• Required actions:
- a) Update the 9mm revolver thread from "## HannibalTheCrow (Nov" to "turned me off.", replacing "snub-nose" with "short-barreled".
- b) Answer these questions from the 9mm revolver thread:
(i) What price was the gun shop asking for the Ruger revolver?
(ii) What was needed to eject the empty casings from the cylinder?
(iii) What kind of revolver does Shipwreck say he would like to have one day?

# 9mm revolver



## HannibalTheCrow (Nov 22, 2006)

I ran across a really sweet Ruger 9mm snub-nose revolver at local gun shop. It was in really nice shape and it shot extremely well. I am use to using semi auto pistols but this was a really nice gun. They were asking $399 for it.

I almost bought it, but........I learned that you needed a moon-clip in order to eject the empty casings out of the cylinder. This kind of turned me off.

Is it really a big deal to use these? Do many people use them with revolvers or are they just a pain in the butt way of trying to load the gun faster? As you can tell I am not too familiar with revolvers. But, this gun was nice to handle and shoot.

Maybe it is just because I am so use to double stack auto mags>

Am I kind of passing up a great gun due to making a mountain out of nothing?

thanks for you input,

HannibalTHeCrow


----------



## Shipwreck (Jan 26, 2006)

For a 9mm, I'd rather have a semi-auto. But, there are some revolver fans that just like revolvers. 9mm is cheap. If U want the combination, I guess it is good.

I kinda would like a 45 ACP revolver 1 day.


----------



## Baldy (Jun 21, 2006)

IMHO moon clips are a PITA. They do aid in reloading maybe if your first name is Jerry and your last name starts with a M. A lot of people like them, but I don't care for them. Good luck if you buy it.


----------



## Revolver (Aug 26, 2006)

[Element location data]

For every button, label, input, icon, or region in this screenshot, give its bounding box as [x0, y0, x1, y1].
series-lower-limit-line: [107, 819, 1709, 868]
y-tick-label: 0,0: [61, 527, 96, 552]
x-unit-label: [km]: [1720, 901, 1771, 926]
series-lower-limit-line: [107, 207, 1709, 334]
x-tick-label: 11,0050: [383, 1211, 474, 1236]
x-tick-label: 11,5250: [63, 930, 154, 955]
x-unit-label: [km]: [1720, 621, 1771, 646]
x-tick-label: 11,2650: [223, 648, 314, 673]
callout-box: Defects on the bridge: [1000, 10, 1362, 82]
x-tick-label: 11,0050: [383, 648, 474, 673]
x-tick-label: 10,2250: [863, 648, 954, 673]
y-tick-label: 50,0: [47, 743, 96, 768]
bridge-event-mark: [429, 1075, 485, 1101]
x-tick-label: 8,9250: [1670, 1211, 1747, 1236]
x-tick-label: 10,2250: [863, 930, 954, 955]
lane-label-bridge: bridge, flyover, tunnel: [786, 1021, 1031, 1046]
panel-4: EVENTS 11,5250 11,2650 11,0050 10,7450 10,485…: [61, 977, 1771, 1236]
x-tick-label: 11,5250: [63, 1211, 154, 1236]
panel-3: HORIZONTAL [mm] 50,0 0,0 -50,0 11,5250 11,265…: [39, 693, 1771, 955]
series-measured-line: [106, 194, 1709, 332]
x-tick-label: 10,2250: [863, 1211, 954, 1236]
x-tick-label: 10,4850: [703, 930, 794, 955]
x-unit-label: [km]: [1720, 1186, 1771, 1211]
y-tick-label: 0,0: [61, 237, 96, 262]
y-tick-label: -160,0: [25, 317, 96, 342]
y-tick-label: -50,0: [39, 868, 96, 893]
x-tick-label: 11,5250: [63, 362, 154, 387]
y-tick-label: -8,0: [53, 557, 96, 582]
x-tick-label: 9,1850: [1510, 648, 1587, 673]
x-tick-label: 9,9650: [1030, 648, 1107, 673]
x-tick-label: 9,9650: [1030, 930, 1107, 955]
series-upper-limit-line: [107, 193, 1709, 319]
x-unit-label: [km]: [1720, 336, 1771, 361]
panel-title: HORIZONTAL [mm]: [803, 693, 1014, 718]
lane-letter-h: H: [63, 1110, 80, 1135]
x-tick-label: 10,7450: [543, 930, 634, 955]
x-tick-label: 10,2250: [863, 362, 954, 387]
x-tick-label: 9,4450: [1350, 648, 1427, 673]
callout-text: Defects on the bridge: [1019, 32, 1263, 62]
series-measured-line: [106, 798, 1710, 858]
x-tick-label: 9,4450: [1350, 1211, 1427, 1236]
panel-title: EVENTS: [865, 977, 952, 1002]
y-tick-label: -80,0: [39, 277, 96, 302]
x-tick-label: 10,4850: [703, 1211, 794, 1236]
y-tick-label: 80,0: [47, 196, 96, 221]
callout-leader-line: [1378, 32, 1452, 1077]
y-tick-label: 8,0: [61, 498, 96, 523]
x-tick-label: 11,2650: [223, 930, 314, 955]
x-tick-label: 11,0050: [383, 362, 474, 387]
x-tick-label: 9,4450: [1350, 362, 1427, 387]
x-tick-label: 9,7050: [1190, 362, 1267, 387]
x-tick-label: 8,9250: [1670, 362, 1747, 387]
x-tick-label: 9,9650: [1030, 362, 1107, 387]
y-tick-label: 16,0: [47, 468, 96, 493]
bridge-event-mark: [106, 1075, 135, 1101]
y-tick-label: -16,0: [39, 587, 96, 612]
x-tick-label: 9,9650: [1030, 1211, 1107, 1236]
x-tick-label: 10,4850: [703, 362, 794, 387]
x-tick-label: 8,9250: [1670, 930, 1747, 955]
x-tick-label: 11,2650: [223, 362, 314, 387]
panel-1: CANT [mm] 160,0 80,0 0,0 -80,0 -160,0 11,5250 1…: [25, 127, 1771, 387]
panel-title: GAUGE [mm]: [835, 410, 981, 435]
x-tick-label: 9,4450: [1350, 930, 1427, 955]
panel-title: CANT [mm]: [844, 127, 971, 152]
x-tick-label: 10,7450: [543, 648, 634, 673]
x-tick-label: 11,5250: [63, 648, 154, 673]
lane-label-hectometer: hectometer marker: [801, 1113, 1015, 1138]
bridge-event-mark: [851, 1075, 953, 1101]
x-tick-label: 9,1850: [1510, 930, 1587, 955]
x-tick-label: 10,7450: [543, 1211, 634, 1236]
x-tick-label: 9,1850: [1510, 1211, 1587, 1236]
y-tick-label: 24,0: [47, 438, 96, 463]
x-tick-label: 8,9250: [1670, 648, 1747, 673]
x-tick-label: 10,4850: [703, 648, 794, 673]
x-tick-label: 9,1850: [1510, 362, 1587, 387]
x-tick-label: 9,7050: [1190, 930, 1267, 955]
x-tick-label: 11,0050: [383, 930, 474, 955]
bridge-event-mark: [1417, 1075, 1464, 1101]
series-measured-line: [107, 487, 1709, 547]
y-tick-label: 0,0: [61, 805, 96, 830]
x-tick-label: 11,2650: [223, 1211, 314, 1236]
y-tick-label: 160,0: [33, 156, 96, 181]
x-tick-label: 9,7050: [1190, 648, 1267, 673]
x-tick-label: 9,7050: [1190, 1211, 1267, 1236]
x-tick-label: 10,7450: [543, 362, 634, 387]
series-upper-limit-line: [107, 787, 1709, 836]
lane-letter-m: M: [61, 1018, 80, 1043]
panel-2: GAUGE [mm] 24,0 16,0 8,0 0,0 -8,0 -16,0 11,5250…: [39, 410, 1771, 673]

• List of solutions:
- a)
## HannibalTheCrow (Nov 22, 2006)

I ran across a really sweet Ruger 9mm short-barreled revolver at local gun shop. It was in really nice shape and it shot extremely well. I am use to using semi auto pistols but this was a really nice gun. They were asking $399 for it.

I almost bought it, but........I learned that you needed a moon-clip in order to eject the empty casings out of the cylinder. This kind of turned me off.

- b)
(i) $399
(ii) A moon-clip
(iii) A 45 ACP revolver